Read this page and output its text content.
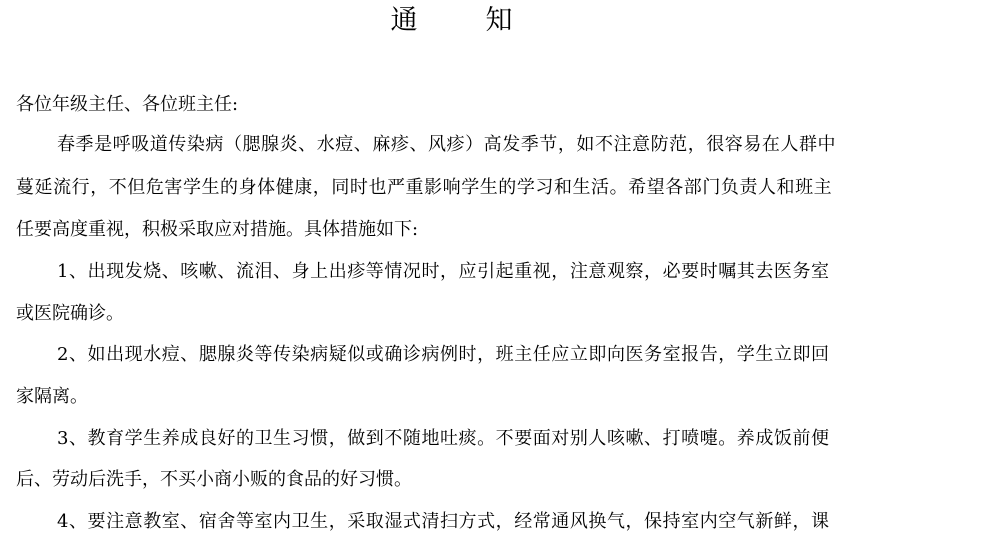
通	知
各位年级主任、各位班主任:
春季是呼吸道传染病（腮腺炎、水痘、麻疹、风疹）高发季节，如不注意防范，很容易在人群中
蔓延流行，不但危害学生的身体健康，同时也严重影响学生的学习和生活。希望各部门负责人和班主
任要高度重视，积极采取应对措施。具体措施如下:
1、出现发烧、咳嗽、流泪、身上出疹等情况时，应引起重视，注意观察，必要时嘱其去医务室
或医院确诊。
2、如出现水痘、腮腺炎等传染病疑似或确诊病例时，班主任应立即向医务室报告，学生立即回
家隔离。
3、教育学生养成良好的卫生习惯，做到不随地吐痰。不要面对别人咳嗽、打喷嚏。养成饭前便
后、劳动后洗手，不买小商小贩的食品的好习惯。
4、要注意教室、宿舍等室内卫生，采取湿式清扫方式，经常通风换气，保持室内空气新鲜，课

---------------

* **Required work**:
Print each entry shown above with exact wording and no pictures.

* **Exercise response**:
Read this page and output its text content.
通	知
各位年级主任、各位班主任:
春季是呼吸道传染病（腮腺炎、水痘、麻疹、风疹）高发季节，如不注意防范，很容易在人群中
蔓延流行，不但危害学生的身体健康，同时也严重影响学生的学习和生活。希望各部门负责人和班主
任要高度重视，积极采取应对措施。具体措施如下:
1、出现发烧、咳嗽、流泪、身上出疹等情况时，应引起重视，注意观察，必要时嘱其去医务室
或医院确诊。
2、如出现水痘、腮腺炎等传染病疑似或确诊病例时，班主任应立即向医务室报告，学生立即回
家隔离。
3、教育学生养成良好的卫生习惯，做到不随地吐痰。不要面对别人咳嗽、打喷嚏。养成饭前便
后、劳动后洗手，不买小商小贩的食品的好习惯。
4、要注意教室、宿舍等室内卫生，采取湿式清扫方式，经常通风换气，保持室内空气新鲜，课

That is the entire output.